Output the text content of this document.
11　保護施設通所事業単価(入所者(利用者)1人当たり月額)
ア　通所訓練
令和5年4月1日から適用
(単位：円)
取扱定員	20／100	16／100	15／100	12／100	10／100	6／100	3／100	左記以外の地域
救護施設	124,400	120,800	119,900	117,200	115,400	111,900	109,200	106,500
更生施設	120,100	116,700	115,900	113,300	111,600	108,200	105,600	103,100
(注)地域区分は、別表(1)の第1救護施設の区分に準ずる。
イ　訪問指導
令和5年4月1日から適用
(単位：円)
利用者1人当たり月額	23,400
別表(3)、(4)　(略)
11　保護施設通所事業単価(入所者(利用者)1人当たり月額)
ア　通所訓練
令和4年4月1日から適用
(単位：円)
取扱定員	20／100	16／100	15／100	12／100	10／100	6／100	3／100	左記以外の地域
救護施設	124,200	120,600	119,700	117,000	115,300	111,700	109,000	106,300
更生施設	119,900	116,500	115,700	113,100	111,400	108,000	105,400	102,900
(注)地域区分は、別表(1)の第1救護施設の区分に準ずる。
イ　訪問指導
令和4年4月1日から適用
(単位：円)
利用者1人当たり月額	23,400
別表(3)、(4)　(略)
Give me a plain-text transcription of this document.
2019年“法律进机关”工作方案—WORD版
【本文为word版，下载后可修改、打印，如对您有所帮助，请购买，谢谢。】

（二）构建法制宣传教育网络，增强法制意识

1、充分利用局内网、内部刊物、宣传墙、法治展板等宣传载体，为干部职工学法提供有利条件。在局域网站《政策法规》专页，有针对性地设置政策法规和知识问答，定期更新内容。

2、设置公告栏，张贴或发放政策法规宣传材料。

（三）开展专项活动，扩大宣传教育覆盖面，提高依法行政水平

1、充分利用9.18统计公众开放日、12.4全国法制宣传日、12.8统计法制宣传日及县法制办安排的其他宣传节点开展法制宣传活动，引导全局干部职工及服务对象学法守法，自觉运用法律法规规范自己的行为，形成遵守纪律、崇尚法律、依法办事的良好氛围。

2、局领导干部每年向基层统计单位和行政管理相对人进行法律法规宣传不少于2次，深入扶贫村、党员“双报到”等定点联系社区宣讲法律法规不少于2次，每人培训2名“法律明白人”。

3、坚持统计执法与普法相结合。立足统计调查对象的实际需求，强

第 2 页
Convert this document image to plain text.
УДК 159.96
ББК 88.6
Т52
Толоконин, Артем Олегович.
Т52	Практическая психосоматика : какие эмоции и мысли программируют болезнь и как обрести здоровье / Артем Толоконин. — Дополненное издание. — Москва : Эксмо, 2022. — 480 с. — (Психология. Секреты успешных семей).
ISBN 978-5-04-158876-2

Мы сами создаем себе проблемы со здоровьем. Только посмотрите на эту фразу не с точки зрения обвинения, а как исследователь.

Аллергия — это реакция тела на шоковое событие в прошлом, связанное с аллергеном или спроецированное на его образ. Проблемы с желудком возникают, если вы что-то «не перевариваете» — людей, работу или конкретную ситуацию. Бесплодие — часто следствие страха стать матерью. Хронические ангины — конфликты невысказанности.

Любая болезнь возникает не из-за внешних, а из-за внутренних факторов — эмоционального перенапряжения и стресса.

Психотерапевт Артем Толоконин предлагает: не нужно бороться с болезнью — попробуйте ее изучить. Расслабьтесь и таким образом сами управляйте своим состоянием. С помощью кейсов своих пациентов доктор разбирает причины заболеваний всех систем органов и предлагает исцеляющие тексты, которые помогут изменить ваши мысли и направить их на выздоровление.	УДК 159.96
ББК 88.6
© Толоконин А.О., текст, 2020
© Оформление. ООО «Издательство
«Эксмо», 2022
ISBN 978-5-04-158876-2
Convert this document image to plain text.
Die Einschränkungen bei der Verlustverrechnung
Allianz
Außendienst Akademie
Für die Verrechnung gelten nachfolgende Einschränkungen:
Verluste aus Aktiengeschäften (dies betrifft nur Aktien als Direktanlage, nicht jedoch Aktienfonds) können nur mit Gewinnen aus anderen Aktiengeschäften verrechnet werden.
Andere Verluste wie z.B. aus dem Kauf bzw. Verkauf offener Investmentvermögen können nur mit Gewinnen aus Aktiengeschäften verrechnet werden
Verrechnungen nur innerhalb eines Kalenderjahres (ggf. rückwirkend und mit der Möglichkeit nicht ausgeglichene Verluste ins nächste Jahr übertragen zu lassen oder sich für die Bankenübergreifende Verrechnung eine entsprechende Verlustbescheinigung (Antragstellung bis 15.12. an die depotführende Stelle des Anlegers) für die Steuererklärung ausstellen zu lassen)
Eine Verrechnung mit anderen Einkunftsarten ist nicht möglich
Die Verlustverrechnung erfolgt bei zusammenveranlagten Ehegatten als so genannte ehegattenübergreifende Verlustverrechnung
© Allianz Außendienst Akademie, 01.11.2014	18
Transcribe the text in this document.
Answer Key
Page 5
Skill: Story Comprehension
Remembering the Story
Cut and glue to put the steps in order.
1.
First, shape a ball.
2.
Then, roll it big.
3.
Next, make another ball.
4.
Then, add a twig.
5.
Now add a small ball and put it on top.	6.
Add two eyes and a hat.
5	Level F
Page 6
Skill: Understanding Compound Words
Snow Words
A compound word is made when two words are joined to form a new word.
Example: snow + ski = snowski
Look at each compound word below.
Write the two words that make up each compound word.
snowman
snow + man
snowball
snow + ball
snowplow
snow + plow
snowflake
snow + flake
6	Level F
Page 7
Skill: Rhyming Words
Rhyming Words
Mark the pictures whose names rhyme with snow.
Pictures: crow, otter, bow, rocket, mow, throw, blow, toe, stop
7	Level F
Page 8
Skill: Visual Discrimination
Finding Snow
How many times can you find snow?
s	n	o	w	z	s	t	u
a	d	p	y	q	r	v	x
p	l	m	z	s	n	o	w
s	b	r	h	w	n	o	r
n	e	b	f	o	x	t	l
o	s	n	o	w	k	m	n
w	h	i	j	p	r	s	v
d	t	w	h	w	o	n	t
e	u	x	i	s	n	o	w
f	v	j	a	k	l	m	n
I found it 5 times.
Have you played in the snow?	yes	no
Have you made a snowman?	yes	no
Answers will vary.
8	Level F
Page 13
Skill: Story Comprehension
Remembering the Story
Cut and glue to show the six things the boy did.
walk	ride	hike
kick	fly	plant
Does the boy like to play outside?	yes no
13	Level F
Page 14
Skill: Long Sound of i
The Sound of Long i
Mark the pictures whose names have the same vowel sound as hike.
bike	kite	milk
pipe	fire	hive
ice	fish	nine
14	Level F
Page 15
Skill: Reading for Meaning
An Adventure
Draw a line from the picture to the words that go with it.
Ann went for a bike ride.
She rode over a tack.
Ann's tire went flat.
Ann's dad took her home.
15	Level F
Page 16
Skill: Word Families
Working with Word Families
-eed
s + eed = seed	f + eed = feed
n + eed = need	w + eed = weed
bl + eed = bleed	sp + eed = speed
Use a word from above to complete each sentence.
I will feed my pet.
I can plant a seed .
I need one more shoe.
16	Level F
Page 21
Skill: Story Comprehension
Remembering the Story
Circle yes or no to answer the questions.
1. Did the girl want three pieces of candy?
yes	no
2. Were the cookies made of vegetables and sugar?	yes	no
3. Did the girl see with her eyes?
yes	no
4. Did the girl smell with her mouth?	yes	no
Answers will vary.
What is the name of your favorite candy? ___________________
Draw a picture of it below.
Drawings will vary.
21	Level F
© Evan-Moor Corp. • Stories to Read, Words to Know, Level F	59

▶ _Prompt_
Please output every record, keeping each line exact.

▶ _Exercise solution_
Output the text content of this document.
11　保護施設通所事業単価(入所者(利用者)1人当たり月額)
ア　通所訓練
令和5年4月1日から適用
(単位：円)
取扱定員	20／100	16／100	15／100	12／100	10／100	6／100	3／100	左記以外の地域
救護施設	124,400	120,800	119,900	117,200	115,400	111,900	109,200	106,500
更生施設	120,100	116,700	115,900	113,300	111,600	108,200	105,600	103,100
(注)地域区分は、別表(1)の第1救護施設の区分に準ずる。
イ　訪問指導
令和5年4月1日から適用
(単位：円)
利用者1人当たり月額	23,400
別表(3)、(4)　(略)
11　保護施設通所事業単価(入所者(利用者)1人当たり月額)
ア　通所訓練
令和4年4月1日から適用
(単位：円)
取扱定員	20／100	16／100	15／100	12／100	10／100	6／100	3／100	左記以外の地域
救護施設	124,200	120,600	119,700	117,000	115,300	111,700	109,000	106,300
更生施設	119,900	116,500	115,700	113,100	111,400	108,000	105,400	102,900
(注)地域区分は、別表(1)の第1救護施設の区分に準ずる。
イ　訪問指導
令和4年4月1日から適用
(単位：円)
利用者1人当たり月額	23,400
別表(3)、(4)　(略)
Give me a plain-text transcription of this document.
2019年“法律进机关”工作方案—WORD版
【本文为word版，下载后可修改、打印，如对您有所帮助，请购买，谢谢。】

（二）构建法制宣传教育网络，增强法制意识

1、充分利用局内网、内部刊物、宣传墙、法治展板等宣传载体，为干部职工学法提供有利条件。在局域网站《政策法规》专页，有针对性地设置政策法规和知识问答，定期更新内容。

2、设置公告栏，张贴或发放政策法规宣传材料。

（三）开展专项活动，扩大宣传教育覆盖面，提高依法行政水平

1、充分利用9.18统计公众开放日、12.4全国法制宣传日、12.8统计法制宣传日及县法制办安排的其他宣传节点开展法制宣传活动，引导全局干部职工及服务对象学法守法，自觉运用法律法规规范自己的行为，形成遵守纪律、崇尚法律、依法办事的良好氛围。

2、局领导干部每年向基层统计单位和行政管理相对人进行法律法规宣传不少于2次，深入扶贫村、党员“双报到”等定点联系社区宣讲法律法规不少于2次，每人培训2名“法律明白人”。

3、坚持统计执法与普法相结合。立足统计调查对象的实际需求，强

第 2 页
Convert this document image to plain text.
УДК 159.96
ББК 88.6
Т52
Толоконин, Артем Олегович.
Т52	Практическая психосоматика : какие эмоции и мысли программируют болезнь и как обрести здоровье / Артем Толоконин. — Дополненное издание. — Москва : Эксмо, 2022. — 480 с. — (Психология. Секреты успешных семей).
ISBN 978-5-04-158876-2

Мы сами создаем себе проблемы со здоровьем. Только посмотрите на эту фразу не с точки зрения обвинения, а как исследователь.

Аллергия — это реакция тела на шоковое событие в прошлом, связанное с аллергеном или спроецированное на его образ. Проблемы с желудком возникают, если вы что-то «не перевариваете» — людей, работу или конкретную ситуацию. Бесплодие — часто следствие страха стать матерью. Хронические ангины — конфликты невысказанности.

Любая болезнь возникает не из-за внешних, а из-за внутренних факторов — эмоционального перенапряжения и стресса.

Психотерапевт Артем Толоконин предлагает: не нужно бороться с болезнью — попробуйте ее изучить. Расслабьтесь и таким образом сами управляйте своим состоянием. С помощью кейсов своих пациентов доктор разбирает причины заболеваний всех систем органов и предлагает исцеляющие тексты, которые помогут изменить ваши мысли и направить их на выздоровление.	УДК 159.96
ББК 88.6
© Толоконин А.О., текст, 2020
© Оформление. ООО «Издательство
«Эксмо», 2022
ISBN 978-5-04-158876-2
Convert this document image to plain text.
Die Einschränkungen bei der Verlustverrechnung
Allianz
Außendienst Akademie
Für die Verrechnung gelten nachfolgende Einschränkungen:
Verluste aus Aktiengeschäften (dies betrifft nur Aktien als Direktanlage, nicht jedoch Aktienfonds) können nur mit Gewinnen aus anderen Aktiengeschäften verrechnet werden.
Andere Verluste wie z.B. aus dem Kauf bzw. Verkauf offener Investmentvermögen können nur mit Gewinnen aus Aktiengeschäften verrechnet werden
Verrechnungen nur innerhalb eines Kalenderjahres (ggf. rückwirkend und mit der Möglichkeit nicht ausgeglichene Verluste ins nächste Jahr übertragen zu lassen oder sich für die Bankenübergreifende Verrechnung eine entsprechende Verlustbescheinigung (Antragstellung bis 15.12. an die depotführende Stelle des Anlegers) für die Steuererklärung ausstellen zu lassen)
Eine Verrechnung mit anderen Einkunftsarten ist nicht möglich
Die Verlustverrechnung erfolgt bei zusammenveranlagten Ehegatten als so genannte ehegattenübergreifende Verlustverrechnung
© Allianz Außendienst Akademie, 01.11.2014	18
Transcribe the text in this document.
Answer Key
Page 5
Skill: Story Comprehension
Remembering the Story
Cut and glue to put the steps in order.
1.
First, shape a ball.
2.
Then, roll it big.
3.
Next, make another ball.
4.
Then, add a twig.
5.
Now add a small ball and put it on top.	6.
Add two eyes and a hat.
5	Level F
Page 6
Skill: Understanding Compound Words
Snow Words
A compound word is made when two words are joined to form a new word.
Example: snow + ski = snowski
Look at each compound word below.
Write the two words that make up each compound word.
snowman
snow + man
snowball
snow + ball
snowplow
snow + plow
snowflake
snow + flake
6	Level F
Page 7
Skill: Rhyming Words
Rhyming Words
Mark the pictures whose names rhyme with snow.
Pictures: crow, otter, bow, rocket, mow, throw, blow, toe, stop
7	Level F
Page 8
Skill: Visual Discrimination
Finding Snow
How many times can you find snow?
s	n	o	w	z	s	t	u
a	d	p	y	q	r	v	x
p	l	m	z	s	n	o	w
s	b	r	h	w	n	o	r
n	e	b	f	o	x	t	l
o	s	n	o	w	k	m	n
w	h	i	j	p	r	s	v
d	t	w	h	w	o	n	t
e	u	x	i	s	n	o	w
f	v	j	a	k	l	m	n
I found it 5 times.
Have you played in the snow?	yes	no
Have you made a snowman?	yes	no
Answers will vary.
8	Level F
Page 13
Skill: Story Comprehension
Remembering the Story
Cut and glue to show the six things the boy did.
walk	ride	hike
kick	fly	plant
Does the boy like to play outside?	yes no
13	Level F
Page 14
Skill: Long Sound of i
The Sound of Long i
Mark the pictures whose names have the same vowel sound as hike.
bike	kite	milk
pipe	fire	hive
ice	fish	nine
14	Level F
Page 15
Skill: Reading for Meaning
An Adventure
Draw a line from the picture to the words that go with it.
Ann went for a bike ride.
She rode over a tack.
Ann's tire went flat.
Ann's dad took her home.
15	Level F
Page 16
Skill: Word Families
Working with Word Families
-eed
s + eed = seed	f + eed = feed
n + eed = need	w + eed = weed
bl + eed = bleed	sp + eed = speed
Use a word from above to complete each sentence.
I will feed my pet.
I can plant a seed .
I need one more shoe.
16	Level F
Page 21
Skill: Story Comprehension
Remembering the Story
Circle yes or no to answer the questions.
1. Did the girl want three pieces of candy?
yes	no
2. Were the cookies made of vegetables and sugar?	yes	no
3. Did the girl see with her eyes?
yes	no
4. Did the girl smell with her mouth?	yes	no
Answers will vary.
What is the name of your favorite candy? ___________________
Draw a picture of it below.
Drawings will vary.
21	Level F
© Evan-Moor Corp. • Stories to Read, Words to Know, Level F	59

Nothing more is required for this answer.